■ **WHAT YOU SHOULD DO**
Check every line of the entries below for the word "text", and copy the ones that have it.

■ **MATERIAL SUPPLIED**
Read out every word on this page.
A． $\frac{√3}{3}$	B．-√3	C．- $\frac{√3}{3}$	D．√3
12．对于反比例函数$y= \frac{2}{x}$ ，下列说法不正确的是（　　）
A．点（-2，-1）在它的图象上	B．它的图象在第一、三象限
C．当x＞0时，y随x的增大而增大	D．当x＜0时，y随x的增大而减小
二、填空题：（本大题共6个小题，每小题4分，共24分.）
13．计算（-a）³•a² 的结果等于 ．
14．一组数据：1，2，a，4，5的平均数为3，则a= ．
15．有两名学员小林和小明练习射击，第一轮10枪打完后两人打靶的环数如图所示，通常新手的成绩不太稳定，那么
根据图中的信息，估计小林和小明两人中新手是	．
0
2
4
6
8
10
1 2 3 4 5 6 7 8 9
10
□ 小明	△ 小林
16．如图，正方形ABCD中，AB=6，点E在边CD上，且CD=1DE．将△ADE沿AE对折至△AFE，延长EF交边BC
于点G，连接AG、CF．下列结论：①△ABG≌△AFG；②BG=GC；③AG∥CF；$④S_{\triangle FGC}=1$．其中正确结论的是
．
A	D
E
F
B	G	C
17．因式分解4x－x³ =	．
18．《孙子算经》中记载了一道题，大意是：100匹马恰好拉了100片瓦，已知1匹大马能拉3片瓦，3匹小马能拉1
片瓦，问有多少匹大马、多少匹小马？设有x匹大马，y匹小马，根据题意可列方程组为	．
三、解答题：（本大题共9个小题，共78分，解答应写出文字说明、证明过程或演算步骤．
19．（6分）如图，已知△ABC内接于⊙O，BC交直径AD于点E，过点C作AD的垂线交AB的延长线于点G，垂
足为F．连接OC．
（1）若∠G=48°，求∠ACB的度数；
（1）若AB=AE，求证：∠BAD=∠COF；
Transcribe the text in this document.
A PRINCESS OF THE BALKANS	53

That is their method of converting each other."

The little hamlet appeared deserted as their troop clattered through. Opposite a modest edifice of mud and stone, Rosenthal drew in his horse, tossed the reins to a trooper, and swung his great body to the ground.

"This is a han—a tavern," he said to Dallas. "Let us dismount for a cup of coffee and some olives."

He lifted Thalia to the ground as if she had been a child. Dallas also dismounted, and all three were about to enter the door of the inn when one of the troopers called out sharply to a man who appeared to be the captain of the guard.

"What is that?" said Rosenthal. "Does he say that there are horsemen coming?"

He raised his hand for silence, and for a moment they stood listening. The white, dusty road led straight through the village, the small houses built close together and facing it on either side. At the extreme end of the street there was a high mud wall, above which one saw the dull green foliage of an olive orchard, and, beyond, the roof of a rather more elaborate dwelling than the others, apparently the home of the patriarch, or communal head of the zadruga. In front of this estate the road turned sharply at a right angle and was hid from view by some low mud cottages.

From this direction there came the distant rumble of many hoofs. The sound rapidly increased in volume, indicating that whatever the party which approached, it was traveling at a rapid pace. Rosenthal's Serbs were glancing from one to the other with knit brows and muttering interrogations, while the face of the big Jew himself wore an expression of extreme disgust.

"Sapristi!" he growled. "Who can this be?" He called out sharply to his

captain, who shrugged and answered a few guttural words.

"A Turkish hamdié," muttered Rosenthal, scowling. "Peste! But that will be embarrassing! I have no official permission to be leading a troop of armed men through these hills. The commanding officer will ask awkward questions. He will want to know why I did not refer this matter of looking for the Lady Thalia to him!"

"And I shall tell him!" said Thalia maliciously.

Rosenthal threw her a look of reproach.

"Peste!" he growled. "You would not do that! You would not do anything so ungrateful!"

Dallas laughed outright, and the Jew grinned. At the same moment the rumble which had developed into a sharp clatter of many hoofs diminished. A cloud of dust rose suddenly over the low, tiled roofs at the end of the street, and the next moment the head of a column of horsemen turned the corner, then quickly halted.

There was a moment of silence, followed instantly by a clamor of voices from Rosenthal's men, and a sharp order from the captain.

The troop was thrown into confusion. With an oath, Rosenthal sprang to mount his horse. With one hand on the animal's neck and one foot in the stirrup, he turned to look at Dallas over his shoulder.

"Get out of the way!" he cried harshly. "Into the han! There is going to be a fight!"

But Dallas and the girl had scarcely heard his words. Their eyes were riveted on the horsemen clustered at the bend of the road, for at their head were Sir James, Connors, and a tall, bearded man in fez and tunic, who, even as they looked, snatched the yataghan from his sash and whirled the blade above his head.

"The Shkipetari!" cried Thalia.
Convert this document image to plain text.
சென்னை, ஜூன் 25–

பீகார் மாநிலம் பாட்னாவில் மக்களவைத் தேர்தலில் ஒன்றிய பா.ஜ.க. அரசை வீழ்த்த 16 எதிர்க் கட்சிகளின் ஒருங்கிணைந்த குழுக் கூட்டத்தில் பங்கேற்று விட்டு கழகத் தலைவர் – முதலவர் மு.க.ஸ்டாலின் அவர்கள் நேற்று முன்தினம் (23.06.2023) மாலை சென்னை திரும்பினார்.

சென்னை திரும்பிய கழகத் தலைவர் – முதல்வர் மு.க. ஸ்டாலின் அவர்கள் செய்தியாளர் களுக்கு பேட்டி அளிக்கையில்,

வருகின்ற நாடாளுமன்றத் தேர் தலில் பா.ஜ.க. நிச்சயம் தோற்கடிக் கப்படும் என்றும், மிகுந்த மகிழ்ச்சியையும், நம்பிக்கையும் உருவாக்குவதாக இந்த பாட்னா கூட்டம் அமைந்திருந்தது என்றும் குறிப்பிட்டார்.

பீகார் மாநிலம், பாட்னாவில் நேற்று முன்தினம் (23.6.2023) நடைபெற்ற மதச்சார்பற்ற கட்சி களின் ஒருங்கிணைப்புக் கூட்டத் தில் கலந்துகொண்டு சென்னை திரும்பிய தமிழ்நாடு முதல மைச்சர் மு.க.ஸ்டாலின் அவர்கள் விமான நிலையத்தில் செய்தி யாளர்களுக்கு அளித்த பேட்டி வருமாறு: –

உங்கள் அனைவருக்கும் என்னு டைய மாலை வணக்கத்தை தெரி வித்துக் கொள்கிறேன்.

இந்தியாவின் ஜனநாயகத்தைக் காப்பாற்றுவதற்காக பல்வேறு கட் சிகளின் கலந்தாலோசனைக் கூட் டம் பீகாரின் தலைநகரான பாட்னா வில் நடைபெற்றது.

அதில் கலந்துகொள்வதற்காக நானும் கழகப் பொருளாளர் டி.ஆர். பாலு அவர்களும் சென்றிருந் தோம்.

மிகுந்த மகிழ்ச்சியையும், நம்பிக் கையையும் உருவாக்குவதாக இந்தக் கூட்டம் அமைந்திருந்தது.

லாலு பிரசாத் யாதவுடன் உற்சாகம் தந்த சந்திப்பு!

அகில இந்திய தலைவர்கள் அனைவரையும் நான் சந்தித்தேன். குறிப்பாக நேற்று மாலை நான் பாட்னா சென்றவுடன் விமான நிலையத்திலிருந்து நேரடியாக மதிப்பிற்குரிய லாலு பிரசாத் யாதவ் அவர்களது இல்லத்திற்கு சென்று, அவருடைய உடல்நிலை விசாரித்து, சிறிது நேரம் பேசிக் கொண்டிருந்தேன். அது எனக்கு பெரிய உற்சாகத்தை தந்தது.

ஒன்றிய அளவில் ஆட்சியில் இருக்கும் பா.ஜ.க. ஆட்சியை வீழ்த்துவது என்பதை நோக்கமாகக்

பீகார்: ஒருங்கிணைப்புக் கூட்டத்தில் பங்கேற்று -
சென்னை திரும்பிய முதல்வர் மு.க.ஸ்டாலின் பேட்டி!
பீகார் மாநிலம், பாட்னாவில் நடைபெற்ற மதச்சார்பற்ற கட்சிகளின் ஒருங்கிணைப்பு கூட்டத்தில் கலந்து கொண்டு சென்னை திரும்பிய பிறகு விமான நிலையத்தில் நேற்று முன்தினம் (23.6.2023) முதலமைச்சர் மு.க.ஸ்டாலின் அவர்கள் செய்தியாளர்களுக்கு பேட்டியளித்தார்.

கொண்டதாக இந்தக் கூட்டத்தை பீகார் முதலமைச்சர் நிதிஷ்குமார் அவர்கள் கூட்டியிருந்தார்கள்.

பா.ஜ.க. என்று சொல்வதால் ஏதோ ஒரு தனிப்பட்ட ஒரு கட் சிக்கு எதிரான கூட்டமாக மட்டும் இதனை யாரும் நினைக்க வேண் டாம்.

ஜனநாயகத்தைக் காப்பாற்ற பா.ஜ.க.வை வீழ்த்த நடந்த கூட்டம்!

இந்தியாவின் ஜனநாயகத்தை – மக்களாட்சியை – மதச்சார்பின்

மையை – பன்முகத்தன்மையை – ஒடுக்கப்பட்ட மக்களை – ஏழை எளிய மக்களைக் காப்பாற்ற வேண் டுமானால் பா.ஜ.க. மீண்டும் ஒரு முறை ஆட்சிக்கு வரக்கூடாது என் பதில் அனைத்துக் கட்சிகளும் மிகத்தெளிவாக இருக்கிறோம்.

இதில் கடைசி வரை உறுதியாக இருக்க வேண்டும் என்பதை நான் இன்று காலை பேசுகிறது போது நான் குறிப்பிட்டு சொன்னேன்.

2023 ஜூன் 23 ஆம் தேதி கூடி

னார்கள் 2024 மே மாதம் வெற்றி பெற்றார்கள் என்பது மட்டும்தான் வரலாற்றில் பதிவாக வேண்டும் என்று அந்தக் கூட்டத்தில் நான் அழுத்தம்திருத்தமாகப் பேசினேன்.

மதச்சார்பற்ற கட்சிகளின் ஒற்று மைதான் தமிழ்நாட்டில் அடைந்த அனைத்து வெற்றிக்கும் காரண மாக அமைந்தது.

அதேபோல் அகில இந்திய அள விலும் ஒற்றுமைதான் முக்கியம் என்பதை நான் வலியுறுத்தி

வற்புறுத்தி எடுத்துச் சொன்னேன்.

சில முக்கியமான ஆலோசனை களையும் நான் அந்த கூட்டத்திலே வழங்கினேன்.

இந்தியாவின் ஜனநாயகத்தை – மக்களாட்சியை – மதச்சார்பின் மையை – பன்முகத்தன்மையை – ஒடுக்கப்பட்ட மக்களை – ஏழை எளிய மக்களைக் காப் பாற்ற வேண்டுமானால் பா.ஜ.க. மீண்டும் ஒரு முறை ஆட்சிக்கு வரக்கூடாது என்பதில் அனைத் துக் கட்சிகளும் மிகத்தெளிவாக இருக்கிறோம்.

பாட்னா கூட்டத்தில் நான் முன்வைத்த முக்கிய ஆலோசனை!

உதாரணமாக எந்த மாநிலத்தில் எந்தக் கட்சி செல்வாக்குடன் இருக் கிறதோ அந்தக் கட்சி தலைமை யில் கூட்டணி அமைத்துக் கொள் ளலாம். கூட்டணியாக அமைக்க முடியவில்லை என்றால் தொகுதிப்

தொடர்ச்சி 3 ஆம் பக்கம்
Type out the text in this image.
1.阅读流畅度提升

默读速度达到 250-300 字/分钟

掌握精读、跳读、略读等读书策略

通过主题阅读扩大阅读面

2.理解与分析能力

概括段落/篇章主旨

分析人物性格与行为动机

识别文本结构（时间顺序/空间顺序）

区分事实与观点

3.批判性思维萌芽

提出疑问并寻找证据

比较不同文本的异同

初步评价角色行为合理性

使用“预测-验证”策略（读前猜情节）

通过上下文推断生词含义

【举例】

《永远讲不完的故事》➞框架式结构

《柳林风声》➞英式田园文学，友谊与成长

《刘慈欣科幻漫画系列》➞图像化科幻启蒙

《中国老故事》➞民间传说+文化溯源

■ **EXERCISE ANSWER**
Transcribe the text in this document.
Convert this document image to plain text.
Type out the text in this image.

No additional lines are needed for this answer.